PAGE EXTRACT:
-- Opening Marker --
Biologists urged to hug a preprint
Physicists do it; computer scientists, mathematicians and economists do it. And this week, a who’s who of biomedical researchers and publishers is asking what it will take to convince life scientists to do it, too — release their work online before peer review and formal journal publication.
The impetus for the gathering, called ASAPbio (asapbio.org), is the growing frustration of some researchers at the slow pace of publishing in biology journals. The delay can take years, notes Ron Vale, a cell biologist at the University of California, San Francisco. That can seriously affect scientists’ careers because they don’t receive recognition for their work until it is published.
The solution, argues Vale, a co-organizer of ASAPbio, is for biologists to embrace preprints: pre-publication manuscripts posted online. These speed up dissemination, give students and postdocs tangible ways to cite their contributions to the literature, and stimulate discussion and ideas, he says — accelerating and improving life-sciences research.
-- Closing Marker --
RECORD SET:
-- Opening Marker --
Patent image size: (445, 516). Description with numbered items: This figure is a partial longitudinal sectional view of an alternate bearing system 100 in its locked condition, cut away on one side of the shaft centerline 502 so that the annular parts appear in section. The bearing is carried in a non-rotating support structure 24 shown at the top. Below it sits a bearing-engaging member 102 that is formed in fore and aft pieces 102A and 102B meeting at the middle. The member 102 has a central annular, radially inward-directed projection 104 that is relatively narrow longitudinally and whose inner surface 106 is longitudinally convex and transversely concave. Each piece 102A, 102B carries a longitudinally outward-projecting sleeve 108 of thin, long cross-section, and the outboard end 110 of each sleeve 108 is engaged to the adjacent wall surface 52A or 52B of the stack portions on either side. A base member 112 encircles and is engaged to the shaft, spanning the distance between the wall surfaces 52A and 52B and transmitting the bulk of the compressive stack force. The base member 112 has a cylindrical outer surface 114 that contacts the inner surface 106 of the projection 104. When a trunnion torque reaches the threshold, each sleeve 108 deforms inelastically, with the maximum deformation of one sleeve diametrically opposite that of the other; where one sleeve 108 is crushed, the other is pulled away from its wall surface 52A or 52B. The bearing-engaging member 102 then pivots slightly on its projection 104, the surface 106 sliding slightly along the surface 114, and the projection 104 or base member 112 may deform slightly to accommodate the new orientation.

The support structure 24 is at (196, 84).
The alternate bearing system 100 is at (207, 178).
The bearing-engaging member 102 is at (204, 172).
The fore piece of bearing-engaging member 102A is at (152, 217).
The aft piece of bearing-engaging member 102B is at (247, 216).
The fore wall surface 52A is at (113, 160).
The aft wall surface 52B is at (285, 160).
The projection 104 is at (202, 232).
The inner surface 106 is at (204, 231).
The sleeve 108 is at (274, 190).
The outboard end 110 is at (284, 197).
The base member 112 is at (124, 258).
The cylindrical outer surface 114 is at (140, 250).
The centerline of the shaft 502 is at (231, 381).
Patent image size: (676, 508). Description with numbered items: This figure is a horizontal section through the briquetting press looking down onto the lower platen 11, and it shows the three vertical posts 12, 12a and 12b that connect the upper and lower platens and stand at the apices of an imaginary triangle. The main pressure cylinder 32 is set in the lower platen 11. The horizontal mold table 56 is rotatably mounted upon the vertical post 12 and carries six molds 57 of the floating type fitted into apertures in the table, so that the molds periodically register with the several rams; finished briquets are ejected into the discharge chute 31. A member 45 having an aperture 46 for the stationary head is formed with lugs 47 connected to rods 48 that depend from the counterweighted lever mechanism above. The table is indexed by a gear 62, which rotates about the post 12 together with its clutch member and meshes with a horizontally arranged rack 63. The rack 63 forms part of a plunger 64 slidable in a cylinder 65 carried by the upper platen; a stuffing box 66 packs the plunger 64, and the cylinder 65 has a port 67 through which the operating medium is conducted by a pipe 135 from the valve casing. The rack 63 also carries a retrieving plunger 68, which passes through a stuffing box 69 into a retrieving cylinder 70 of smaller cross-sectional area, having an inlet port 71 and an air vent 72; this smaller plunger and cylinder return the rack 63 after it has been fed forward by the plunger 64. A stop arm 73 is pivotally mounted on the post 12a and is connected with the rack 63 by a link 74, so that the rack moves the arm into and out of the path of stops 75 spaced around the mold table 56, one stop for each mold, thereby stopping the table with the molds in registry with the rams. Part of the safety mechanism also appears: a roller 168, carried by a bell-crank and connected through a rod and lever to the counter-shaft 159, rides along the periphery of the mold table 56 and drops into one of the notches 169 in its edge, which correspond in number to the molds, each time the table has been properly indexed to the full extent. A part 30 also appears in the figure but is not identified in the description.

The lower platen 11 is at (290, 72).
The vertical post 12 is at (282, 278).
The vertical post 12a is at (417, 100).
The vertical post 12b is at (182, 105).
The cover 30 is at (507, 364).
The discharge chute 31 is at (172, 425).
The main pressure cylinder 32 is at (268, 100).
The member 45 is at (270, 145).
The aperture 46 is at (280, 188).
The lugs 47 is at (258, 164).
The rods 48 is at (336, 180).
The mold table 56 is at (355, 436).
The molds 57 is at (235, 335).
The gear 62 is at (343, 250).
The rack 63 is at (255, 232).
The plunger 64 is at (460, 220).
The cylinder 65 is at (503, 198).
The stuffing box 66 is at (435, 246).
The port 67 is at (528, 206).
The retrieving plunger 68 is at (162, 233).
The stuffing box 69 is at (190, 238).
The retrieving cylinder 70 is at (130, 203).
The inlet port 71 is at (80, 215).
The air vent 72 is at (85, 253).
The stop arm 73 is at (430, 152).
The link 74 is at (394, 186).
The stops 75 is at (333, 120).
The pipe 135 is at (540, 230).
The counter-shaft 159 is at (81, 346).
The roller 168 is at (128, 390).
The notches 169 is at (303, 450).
-- Closing Marker --
WHAT IS BEING ASKED:
In the article on biology preprints, how does it define preprints? Nothing in the records is needed for this work.

RESULT FOR THIS EXERCISE:
Pre-publication manuscripts posted online.